== GIVEN PROBLEM ==
Below are the records; copy each line in them that holds the word "type".

Data listing
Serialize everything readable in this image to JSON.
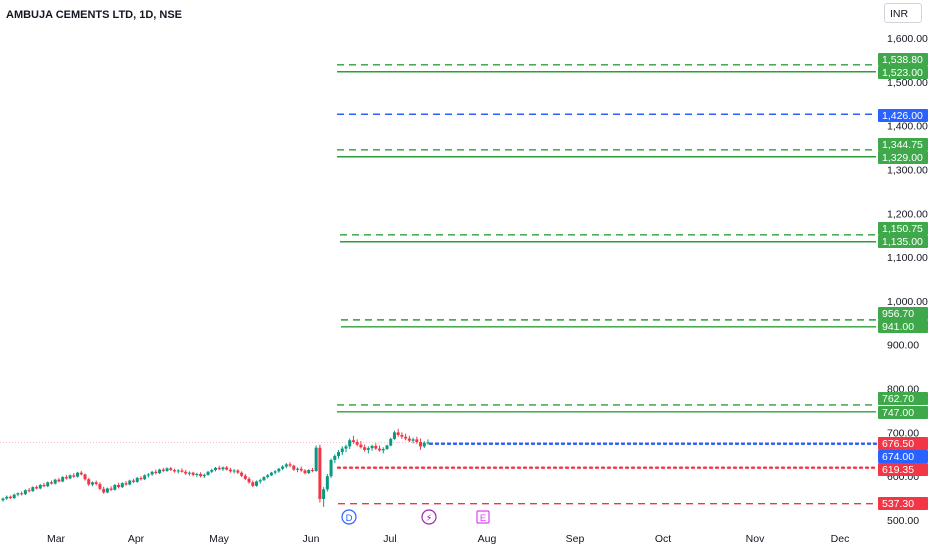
{
  "header": {
    "title": "AMBUJA CEMENTS LTD, 1D, NSE",
    "currency": "INR"
  },
  "colors": {
    "up": "#089981",
    "down": "#f23645",
    "green_line": "#2e9e3a",
    "blue_line": "#2962ff",
    "red_line": "#f23645"
  },
  "chart_data": {
    "type": "candlestick",
    "title": "AMBUJA CEMENTS LTD, 1D, NSE",
    "ylim": [
      490,
      1620
    ],
    "y_ticks": [
      500,
      600,
      700,
      800,
      900,
      1000,
      1100,
      1200,
      1300,
      1400,
      1500,
      1600
    ],
    "y_tick_labels": [
      "500.00",
      "600.00",
      "700.00",
      "800.00",
      "900.00",
      "1,000.00",
      "1,100.00",
      "1,200.00",
      "1,300.00",
      "1,400.00",
      "1,500.00",
      "1,600.00"
    ],
    "x_ticks": [
      "Mar",
      "Apr",
      "May",
      "Jun",
      "Jul",
      "Aug",
      "Sep",
      "Oct",
      "Nov",
      "Dec"
    ],
    "last_price": 676.5,
    "levels": [
      {
        "value": 1538.8,
        "label": "1,538.80",
        "style": "dashed",
        "color": "green"
      },
      {
        "value": 1523.0,
        "label": "1,523.00",
        "style": "solid",
        "color": "green"
      },
      {
        "value": 1426.0,
        "label": "1,426.00",
        "style": "dashed",
        "color": "blue"
      },
      {
        "value": 1344.75,
        "label": "1,344.75",
        "style": "dashed",
        "color": "green"
      },
      {
        "value": 1329.0,
        "label": "1,329.00",
        "style": "solid",
        "color": "green"
      },
      {
        "value": 1150.75,
        "label": "1,150.75",
        "style": "dashed",
        "color": "green"
      },
      {
        "value": 1135.0,
        "label": "1,135.00",
        "style": "solid",
        "color": "green"
      },
      {
        "value": 956.7,
        "label": "956.70",
        "style": "dashed",
        "color": "green"
      },
      {
        "value": 941.0,
        "label": "941.00",
        "style": "solid",
        "color": "green"
      },
      {
        "value": 762.7,
        "label": "762.70",
        "style": "dashed",
        "color": "green"
      },
      {
        "value": 747.0,
        "label": "747.00",
        "style": "solid",
        "color": "green"
      },
      {
        "value": 676.5,
        "label": "676.50",
        "style": "price",
        "color": "red"
      },
      {
        "value": 674.0,
        "label": "674.00",
        "style": "dotted",
        "color": "blue"
      },
      {
        "value": 619.35,
        "label": "619.35",
        "style": "dotted",
        "color": "red"
      },
      {
        "value": 537.3,
        "label": "537.30",
        "style": "dashed",
        "color": "red"
      }
    ],
    "event_markers": [
      {
        "label": "D",
        "type": "dividend"
      },
      {
        "label": "⚡",
        "type": "split"
      },
      {
        "label": "E",
        "type": "earnings"
      }
    ],
    "candles": [
      [
        545,
        551,
        542,
        549
      ],
      [
        549,
        556,
        546,
        553
      ],
      [
        553,
        556,
        548,
        550
      ],
      [
        550,
        560,
        548,
        558
      ],
      [
        558,
        563,
        554,
        561
      ],
      [
        561,
        565,
        556,
        559
      ],
      [
        559,
        570,
        557,
        568
      ],
      [
        568,
        573,
        563,
        566
      ],
      [
        566,
        577,
        564,
        575
      ],
      [
        575,
        579,
        570,
        572
      ],
      [
        572,
        582,
        570,
        580
      ],
      [
        580,
        585,
        575,
        577
      ],
      [
        577,
        588,
        575,
        586
      ],
      [
        586,
        590,
        581,
        583
      ],
      [
        583,
        594,
        581,
        592
      ],
      [
        592,
        596,
        586,
        588
      ],
      [
        588,
        600,
        586,
        598
      ],
      [
        598,
        603,
        592,
        595
      ],
      [
        595,
        604,
        593,
        602
      ],
      [
        602,
        607,
        596,
        599
      ],
      [
        599,
        610,
        597,
        608
      ],
      [
        608,
        612,
        602,
        604
      ],
      [
        604,
        606,
        590,
        593
      ],
      [
        593,
        596,
        578,
        581
      ],
      [
        581,
        588,
        577,
        586
      ],
      [
        586,
        590,
        579,
        582
      ],
      [
        582,
        586,
        568,
        571
      ],
      [
        571,
        576,
        560,
        563
      ],
      [
        563,
        574,
        561,
        572
      ],
      [
        572,
        577,
        566,
        569
      ],
      [
        569,
        582,
        567,
        580
      ],
      [
        580,
        585,
        572,
        575
      ],
      [
        575,
        586,
        573,
        584
      ],
      [
        584,
        589,
        578,
        581
      ],
      [
        581,
        592,
        579,
        590
      ],
      [
        590,
        594,
        584,
        587
      ],
      [
        587,
        598,
        585,
        596
      ],
      [
        596,
        600,
        590,
        593
      ],
      [
        593,
        604,
        591,
        602
      ],
      [
        602,
        607,
        597,
        604
      ],
      [
        604,
        612,
        601,
        610
      ],
      [
        610,
        615,
        604,
        607
      ],
      [
        607,
        617,
        605,
        615
      ],
      [
        615,
        619,
        609,
        612
      ],
      [
        612,
        620,
        610,
        618
      ],
      [
        618,
        621,
        612,
        614
      ],
      [
        614,
        617,
        608,
        611
      ],
      [
        611,
        616,
        606,
        613
      ],
      [
        613,
        618,
        608,
        610
      ],
      [
        610,
        614,
        603,
        606
      ],
      [
        606,
        611,
        601,
        608
      ],
      [
        608,
        610,
        600,
        603
      ],
      [
        603,
        608,
        598,
        605
      ],
      [
        605,
        609,
        597,
        600
      ],
      [
        600,
        606,
        596,
        603
      ],
      [
        603,
        612,
        601,
        610
      ],
      [
        610,
        617,
        607,
        614
      ],
      [
        614,
        621,
        611,
        619
      ],
      [
        619,
        624,
        614,
        616
      ],
      [
        616,
        622,
        612,
        620
      ],
      [
        620,
        623,
        613,
        615
      ],
      [
        615,
        619,
        608,
        611
      ],
      [
        611,
        616,
        606,
        613
      ],
      [
        613,
        616,
        605,
        608
      ],
      [
        608,
        611,
        598,
        601
      ],
      [
        601,
        605,
        591,
        594
      ],
      [
        594,
        598,
        583,
        586
      ],
      [
        586,
        590,
        575,
        578
      ],
      [
        578,
        590,
        576,
        588
      ],
      [
        588,
        594,
        583,
        591
      ],
      [
        591,
        600,
        589,
        598
      ],
      [
        598,
        605,
        595,
        602
      ],
      [
        602,
        610,
        600,
        608
      ],
      [
        608,
        614,
        604,
        611
      ],
      [
        611,
        619,
        608,
        617
      ],
      [
        617,
        625,
        614,
        622
      ],
      [
        622,
        630,
        618,
        627
      ],
      [
        627,
        632,
        620,
        624
      ],
      [
        624,
        626,
        612,
        615
      ],
      [
        615,
        620,
        609,
        617
      ],
      [
        617,
        622,
        610,
        613
      ],
      [
        613,
        616,
        604,
        607
      ],
      [
        607,
        616,
        605,
        614
      ],
      [
        614,
        619,
        609,
        612
      ],
      [
        612,
        670,
        610,
        665
      ],
      [
        665,
        672,
        540,
        548
      ],
      [
        548,
        575,
        530,
        570
      ],
      [
        570,
        605,
        565,
        600
      ],
      [
        600,
        640,
        596,
        637
      ],
      [
        637,
        650,
        630,
        646
      ],
      [
        646,
        660,
        640,
        655
      ],
      [
        655,
        668,
        648,
        663
      ],
      [
        663,
        672,
        655,
        668
      ],
      [
        668,
        686,
        662,
        682
      ],
      [
        682,
        692,
        674,
        678
      ],
      [
        678,
        684,
        668,
        672
      ],
      [
        672,
        680,
        663,
        666
      ],
      [
        666,
        672,
        656,
        660
      ],
      [
        660,
        668,
        652,
        664
      ],
      [
        664,
        672,
        658,
        669
      ],
      [
        669,
        675,
        660,
        663
      ],
      [
        663,
        670,
        656,
        659
      ],
      [
        659,
        666,
        652,
        662
      ],
      [
        662,
        672,
        660,
        670
      ],
      [
        670,
        688,
        668,
        685
      ],
      [
        685,
        704,
        683,
        700
      ],
      [
        700,
        708,
        690,
        694
      ],
      [
        694,
        700,
        685,
        690
      ],
      [
        690,
        697,
        682,
        686
      ],
      [
        686,
        692,
        678,
        681
      ],
      [
        681,
        688,
        675,
        684
      ],
      [
        684,
        690,
        674,
        678
      ],
      [
        678,
        686,
        660,
        668
      ],
      [
        668,
        680,
        664,
        676
      ],
      [
        676,
        684,
        672,
        677
      ]
    ]
  }
}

== OUTPUT BELOW ==
    "type": "candlestick",
        "type": "dividend"
        "type": "split"
        "type": "earnings"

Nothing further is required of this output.